_Rows_
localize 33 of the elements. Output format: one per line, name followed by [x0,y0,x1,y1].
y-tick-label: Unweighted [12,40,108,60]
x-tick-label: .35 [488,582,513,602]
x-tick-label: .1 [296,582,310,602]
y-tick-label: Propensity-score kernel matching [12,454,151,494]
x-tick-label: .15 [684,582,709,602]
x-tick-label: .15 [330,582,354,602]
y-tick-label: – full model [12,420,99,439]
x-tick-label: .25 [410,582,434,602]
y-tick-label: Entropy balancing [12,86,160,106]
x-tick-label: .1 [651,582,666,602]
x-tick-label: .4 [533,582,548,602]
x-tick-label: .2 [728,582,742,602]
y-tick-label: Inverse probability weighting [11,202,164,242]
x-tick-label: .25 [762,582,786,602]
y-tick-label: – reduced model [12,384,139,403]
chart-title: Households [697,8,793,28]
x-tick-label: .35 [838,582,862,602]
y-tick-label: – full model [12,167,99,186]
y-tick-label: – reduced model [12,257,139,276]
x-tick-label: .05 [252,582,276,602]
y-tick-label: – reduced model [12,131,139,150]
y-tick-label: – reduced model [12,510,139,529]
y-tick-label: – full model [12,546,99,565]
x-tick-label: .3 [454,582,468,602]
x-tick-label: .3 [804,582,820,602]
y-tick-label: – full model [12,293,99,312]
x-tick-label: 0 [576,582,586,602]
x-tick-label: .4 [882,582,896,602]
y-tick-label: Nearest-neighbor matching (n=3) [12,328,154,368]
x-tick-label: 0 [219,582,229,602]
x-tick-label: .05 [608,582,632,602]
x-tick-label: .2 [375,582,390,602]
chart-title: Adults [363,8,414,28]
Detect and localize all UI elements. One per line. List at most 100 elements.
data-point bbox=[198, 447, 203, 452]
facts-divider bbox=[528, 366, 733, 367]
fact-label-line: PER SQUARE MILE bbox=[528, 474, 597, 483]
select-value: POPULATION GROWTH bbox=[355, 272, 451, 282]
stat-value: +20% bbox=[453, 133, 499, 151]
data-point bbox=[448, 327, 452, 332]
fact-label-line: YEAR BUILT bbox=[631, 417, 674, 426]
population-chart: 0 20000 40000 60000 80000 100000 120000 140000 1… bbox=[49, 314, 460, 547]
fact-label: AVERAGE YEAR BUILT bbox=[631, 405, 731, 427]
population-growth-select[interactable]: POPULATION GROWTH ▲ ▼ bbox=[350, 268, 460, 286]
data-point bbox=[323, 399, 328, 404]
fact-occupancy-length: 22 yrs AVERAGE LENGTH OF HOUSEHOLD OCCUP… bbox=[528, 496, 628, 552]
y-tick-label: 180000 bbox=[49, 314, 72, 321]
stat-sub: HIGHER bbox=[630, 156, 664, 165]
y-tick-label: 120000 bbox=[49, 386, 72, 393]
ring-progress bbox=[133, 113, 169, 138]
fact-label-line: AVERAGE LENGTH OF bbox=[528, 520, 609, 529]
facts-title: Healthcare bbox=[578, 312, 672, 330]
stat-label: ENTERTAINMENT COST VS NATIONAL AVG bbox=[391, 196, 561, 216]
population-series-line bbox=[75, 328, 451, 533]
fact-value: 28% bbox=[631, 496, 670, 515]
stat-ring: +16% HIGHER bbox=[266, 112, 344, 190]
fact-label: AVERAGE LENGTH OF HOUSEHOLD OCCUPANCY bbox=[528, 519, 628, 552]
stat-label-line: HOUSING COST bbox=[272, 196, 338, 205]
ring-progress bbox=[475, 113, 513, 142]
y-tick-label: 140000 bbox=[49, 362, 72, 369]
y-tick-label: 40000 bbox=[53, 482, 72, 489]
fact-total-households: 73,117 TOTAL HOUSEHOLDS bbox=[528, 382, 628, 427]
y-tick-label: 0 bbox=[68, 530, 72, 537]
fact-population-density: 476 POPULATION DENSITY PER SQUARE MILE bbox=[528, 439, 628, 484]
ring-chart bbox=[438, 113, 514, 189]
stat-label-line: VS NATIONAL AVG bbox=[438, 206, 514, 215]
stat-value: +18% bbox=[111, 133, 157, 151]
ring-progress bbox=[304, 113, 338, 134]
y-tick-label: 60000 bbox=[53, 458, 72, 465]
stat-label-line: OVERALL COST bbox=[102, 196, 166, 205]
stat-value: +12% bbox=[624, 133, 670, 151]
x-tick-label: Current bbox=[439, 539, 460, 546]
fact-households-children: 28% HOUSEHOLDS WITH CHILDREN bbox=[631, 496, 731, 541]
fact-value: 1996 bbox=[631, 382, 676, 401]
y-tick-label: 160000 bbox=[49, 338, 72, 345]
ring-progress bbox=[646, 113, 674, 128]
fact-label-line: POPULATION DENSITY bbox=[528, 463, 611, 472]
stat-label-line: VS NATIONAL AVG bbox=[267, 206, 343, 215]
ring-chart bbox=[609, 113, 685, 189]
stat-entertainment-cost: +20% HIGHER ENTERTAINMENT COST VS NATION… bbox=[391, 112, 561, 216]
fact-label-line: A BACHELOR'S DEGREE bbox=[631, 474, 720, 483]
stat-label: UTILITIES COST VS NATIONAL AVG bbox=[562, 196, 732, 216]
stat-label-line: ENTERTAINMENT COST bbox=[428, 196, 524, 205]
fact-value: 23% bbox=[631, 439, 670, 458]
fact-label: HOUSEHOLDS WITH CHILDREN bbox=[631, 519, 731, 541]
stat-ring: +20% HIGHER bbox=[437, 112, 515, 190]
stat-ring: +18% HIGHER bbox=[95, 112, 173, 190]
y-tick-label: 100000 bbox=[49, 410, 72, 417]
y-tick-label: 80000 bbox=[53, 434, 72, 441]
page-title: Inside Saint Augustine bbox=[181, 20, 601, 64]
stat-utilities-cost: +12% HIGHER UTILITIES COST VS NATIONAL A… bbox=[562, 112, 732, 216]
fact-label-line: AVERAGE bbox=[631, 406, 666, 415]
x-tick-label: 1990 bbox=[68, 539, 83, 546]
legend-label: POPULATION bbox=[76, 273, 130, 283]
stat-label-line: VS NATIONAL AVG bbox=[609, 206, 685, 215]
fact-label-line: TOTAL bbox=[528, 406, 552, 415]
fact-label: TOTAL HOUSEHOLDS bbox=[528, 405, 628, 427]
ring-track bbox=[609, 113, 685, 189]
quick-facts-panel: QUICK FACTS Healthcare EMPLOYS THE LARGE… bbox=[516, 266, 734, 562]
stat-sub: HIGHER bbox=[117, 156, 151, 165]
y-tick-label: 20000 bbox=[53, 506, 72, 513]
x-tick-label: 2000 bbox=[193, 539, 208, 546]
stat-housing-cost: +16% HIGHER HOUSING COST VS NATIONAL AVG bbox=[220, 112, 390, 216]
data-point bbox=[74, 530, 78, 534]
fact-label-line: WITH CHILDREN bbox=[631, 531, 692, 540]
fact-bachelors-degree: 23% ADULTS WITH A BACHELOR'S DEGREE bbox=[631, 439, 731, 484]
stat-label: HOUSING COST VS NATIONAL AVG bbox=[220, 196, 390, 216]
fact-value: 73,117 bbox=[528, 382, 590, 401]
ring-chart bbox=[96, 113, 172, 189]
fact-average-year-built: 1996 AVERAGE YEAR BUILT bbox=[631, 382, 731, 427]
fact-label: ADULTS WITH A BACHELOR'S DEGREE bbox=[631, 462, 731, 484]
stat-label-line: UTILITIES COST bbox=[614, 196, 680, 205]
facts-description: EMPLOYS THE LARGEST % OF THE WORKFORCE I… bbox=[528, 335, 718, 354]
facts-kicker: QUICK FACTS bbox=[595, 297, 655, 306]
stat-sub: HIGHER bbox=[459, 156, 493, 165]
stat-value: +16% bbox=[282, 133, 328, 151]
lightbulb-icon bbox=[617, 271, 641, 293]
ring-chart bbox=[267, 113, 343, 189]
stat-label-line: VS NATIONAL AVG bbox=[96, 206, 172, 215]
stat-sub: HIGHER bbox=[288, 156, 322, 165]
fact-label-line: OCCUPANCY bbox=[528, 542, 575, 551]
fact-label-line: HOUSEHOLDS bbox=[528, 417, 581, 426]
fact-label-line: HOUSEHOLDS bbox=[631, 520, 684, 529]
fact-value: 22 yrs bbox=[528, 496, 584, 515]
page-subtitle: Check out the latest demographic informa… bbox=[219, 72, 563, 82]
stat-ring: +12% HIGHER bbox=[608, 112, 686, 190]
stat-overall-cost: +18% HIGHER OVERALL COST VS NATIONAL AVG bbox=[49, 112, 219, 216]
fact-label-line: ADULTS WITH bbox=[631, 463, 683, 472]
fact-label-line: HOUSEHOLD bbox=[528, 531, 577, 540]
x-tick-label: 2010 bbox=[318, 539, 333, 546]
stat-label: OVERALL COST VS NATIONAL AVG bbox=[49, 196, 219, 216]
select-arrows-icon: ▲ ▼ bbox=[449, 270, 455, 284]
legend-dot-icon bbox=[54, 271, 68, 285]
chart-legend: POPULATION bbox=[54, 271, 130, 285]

_The problem_
Quote the items word for word, from the very first line through the line containing "y-tick-label: Entropy balancing", inclusive.

_Solution for this problem_
localize 33 of the elements. Output format: one per line, name followed by [x0,y0,x1,y1].
y-tick-label: Unweighted [12,40,108,60]
x-tick-label: .35 [488,582,513,602]
x-tick-label: .1 [296,582,310,602]
y-tick-label: Propensity-score kernel matching [12,454,151,494]
x-tick-label: .15 [684,582,709,602]
x-tick-label: .15 [330,582,354,602]
y-tick-label: – full model [12,420,99,439]
x-tick-label: .25 [410,582,434,602]
y-tick-label: Entropy balancing [12,86,160,106]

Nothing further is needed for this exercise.